Prompt:
Find the lines holding "Index" and copy them.

Information given:
========

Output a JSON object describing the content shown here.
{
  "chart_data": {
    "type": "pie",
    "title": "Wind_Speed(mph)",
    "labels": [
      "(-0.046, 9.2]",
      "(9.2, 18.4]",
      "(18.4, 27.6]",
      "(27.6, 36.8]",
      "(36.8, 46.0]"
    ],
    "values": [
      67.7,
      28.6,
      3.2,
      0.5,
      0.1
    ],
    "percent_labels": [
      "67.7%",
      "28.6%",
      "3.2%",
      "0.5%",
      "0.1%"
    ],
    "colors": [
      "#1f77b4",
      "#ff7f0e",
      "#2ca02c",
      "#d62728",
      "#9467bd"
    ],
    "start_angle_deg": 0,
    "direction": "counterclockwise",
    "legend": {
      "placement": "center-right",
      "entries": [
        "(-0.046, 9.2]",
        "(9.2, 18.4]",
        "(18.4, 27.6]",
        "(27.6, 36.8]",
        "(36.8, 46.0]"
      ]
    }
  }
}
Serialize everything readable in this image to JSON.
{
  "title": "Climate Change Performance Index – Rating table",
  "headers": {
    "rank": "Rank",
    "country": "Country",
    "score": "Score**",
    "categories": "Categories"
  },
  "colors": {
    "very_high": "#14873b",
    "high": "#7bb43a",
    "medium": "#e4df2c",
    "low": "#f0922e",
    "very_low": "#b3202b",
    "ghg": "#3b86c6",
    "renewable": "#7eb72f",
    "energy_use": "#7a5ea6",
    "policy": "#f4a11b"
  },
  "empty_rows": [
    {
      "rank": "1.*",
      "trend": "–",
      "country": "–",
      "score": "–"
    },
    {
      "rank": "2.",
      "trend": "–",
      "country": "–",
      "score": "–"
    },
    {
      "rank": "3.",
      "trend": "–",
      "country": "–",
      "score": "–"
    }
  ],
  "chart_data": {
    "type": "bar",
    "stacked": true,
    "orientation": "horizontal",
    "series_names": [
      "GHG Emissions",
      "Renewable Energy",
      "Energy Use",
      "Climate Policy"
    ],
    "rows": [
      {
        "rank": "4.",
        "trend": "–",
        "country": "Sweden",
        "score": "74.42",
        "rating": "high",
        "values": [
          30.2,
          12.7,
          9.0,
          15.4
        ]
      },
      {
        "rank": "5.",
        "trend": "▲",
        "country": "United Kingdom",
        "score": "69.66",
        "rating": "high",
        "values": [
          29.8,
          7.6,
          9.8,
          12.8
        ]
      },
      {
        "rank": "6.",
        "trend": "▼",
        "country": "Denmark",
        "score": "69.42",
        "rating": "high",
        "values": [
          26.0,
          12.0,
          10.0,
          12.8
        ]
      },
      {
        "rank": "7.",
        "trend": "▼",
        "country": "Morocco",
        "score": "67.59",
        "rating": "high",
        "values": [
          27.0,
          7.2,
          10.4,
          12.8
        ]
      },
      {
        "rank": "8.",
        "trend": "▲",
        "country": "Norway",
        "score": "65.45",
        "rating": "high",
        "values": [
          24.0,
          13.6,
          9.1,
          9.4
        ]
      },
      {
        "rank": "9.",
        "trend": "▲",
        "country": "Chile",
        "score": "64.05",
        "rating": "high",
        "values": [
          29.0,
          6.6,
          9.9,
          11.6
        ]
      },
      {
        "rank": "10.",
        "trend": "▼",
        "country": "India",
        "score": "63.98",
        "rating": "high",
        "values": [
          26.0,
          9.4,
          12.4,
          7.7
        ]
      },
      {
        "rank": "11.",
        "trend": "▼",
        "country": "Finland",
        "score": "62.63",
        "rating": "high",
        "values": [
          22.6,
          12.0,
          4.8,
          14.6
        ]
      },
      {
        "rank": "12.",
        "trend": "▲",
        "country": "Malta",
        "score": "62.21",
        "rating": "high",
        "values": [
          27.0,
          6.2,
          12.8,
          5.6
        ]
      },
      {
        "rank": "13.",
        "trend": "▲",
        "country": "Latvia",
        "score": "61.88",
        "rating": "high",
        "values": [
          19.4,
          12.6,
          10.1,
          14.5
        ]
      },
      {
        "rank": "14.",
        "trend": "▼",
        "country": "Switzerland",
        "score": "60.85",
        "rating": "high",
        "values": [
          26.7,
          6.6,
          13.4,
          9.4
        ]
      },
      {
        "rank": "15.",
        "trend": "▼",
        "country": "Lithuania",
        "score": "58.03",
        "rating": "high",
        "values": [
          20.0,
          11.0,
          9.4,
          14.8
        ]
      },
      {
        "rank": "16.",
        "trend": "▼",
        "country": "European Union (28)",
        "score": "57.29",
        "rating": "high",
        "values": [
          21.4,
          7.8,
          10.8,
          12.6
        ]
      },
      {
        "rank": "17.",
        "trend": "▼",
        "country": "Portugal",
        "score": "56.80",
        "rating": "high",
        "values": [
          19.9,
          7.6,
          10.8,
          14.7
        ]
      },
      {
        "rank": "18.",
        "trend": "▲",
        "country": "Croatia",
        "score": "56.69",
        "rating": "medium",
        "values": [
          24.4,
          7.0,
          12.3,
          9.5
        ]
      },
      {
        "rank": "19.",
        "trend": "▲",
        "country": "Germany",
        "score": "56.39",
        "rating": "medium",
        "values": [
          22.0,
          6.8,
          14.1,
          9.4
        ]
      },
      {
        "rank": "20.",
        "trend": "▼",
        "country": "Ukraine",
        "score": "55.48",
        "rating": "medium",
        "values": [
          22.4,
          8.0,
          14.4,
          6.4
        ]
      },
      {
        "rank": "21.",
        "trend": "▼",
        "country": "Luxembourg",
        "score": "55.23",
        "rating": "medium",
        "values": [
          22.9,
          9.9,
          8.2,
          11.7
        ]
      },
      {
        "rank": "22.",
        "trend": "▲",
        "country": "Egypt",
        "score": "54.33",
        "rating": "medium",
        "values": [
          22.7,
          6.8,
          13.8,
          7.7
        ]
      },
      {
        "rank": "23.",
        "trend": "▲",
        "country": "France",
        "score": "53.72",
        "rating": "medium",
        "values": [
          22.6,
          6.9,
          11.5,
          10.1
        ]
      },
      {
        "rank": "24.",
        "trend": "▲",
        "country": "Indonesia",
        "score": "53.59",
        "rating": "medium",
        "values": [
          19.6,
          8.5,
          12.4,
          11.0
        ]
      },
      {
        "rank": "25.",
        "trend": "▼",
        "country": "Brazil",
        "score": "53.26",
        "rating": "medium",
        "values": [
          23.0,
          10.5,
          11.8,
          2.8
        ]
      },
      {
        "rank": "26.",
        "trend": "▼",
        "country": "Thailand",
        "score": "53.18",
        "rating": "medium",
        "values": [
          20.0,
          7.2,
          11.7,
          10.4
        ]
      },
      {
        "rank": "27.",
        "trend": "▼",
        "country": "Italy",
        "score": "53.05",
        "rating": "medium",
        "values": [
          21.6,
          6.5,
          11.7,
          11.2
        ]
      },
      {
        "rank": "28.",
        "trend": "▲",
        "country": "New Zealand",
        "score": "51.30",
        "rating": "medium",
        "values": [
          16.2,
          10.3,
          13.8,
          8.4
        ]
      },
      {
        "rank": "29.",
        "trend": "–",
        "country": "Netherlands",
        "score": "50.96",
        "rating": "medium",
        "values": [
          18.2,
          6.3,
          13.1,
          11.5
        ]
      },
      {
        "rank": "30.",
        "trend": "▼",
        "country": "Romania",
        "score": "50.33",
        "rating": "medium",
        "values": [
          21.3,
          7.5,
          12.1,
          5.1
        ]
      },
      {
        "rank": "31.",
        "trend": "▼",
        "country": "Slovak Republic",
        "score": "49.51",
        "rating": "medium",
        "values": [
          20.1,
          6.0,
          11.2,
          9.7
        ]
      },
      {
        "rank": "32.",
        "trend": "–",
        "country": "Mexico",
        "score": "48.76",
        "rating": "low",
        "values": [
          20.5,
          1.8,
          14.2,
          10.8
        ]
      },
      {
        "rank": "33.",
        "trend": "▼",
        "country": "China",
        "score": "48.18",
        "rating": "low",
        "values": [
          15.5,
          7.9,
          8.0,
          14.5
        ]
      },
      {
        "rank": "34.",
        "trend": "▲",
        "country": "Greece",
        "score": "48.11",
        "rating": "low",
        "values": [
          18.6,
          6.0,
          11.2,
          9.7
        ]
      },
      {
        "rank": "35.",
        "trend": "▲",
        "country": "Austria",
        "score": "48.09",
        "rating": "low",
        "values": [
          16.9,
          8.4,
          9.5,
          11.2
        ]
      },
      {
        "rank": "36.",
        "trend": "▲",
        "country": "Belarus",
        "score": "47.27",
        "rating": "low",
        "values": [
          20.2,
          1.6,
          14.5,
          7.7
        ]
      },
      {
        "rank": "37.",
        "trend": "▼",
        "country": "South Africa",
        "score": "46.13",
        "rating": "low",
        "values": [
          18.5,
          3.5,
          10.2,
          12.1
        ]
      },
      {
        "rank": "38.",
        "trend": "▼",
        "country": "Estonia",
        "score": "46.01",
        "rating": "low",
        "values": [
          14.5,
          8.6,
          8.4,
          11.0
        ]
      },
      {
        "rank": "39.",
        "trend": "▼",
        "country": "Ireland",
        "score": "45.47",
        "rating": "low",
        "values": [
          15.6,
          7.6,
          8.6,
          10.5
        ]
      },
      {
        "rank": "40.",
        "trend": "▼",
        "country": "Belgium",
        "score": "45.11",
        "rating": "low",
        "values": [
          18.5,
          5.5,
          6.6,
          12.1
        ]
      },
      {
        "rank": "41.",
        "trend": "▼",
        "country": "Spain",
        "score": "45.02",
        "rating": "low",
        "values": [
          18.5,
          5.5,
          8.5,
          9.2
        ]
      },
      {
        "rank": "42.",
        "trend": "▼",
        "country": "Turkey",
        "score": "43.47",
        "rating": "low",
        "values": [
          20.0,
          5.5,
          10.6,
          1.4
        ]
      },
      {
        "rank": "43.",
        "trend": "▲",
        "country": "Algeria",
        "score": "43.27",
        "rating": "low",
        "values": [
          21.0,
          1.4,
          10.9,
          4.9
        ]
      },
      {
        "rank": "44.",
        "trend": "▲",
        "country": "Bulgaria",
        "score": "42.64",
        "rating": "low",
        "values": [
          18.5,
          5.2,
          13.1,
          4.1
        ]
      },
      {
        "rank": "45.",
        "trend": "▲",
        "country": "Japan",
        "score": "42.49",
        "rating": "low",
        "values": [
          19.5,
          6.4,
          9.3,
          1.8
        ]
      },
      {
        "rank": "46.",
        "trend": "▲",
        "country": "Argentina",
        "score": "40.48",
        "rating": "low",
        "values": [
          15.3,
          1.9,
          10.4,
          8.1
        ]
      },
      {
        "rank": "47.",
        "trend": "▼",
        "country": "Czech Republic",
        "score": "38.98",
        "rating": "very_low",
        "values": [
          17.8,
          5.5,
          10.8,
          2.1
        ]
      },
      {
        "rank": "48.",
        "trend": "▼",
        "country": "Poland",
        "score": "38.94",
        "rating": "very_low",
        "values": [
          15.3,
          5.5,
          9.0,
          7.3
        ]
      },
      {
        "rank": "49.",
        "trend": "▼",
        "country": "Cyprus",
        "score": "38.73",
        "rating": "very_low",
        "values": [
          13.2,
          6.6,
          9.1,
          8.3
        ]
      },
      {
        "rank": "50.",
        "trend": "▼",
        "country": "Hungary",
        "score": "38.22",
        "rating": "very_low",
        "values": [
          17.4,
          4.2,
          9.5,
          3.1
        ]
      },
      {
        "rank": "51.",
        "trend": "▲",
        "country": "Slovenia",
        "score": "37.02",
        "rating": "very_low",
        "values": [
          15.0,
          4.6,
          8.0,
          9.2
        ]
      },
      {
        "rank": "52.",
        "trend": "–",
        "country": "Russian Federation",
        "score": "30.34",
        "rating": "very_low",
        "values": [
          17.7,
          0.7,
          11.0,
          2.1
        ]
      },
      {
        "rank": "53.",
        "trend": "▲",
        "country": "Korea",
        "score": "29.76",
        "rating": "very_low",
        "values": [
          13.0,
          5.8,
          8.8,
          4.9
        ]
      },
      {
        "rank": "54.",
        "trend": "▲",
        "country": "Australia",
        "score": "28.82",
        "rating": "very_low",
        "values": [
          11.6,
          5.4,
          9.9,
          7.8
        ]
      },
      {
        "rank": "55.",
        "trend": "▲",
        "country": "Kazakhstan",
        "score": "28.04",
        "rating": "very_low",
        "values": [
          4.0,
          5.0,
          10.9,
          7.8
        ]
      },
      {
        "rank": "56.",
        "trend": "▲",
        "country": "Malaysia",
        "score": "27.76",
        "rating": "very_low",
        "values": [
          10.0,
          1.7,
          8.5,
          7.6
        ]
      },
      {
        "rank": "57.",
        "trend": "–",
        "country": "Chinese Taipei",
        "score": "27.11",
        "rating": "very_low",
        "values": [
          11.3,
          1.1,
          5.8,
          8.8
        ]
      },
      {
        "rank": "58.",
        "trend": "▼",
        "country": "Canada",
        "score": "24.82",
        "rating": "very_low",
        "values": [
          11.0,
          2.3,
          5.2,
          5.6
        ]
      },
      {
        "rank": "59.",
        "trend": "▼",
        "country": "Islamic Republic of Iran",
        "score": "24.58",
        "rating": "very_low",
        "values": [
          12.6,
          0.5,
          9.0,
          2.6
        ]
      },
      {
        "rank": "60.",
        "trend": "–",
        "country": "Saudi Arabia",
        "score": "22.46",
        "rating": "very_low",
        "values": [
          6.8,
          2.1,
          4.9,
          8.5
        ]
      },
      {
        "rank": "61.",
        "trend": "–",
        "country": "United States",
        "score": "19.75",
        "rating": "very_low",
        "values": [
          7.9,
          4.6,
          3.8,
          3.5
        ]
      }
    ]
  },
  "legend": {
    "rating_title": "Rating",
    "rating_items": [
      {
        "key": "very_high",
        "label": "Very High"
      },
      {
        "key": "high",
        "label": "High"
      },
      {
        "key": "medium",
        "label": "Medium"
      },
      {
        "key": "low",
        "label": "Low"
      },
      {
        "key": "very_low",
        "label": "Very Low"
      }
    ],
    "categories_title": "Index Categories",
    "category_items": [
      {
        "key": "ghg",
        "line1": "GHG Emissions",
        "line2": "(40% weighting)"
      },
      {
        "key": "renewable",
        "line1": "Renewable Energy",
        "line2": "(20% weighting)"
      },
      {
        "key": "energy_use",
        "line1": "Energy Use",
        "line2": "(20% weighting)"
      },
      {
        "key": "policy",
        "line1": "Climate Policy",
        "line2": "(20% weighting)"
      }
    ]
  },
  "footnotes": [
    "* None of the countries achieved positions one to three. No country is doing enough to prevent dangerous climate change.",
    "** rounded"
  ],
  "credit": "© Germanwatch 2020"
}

========

Correct answer:
  "title": "Climate Change Performance Index – Rating table",
    "categories_title": "Index Categories",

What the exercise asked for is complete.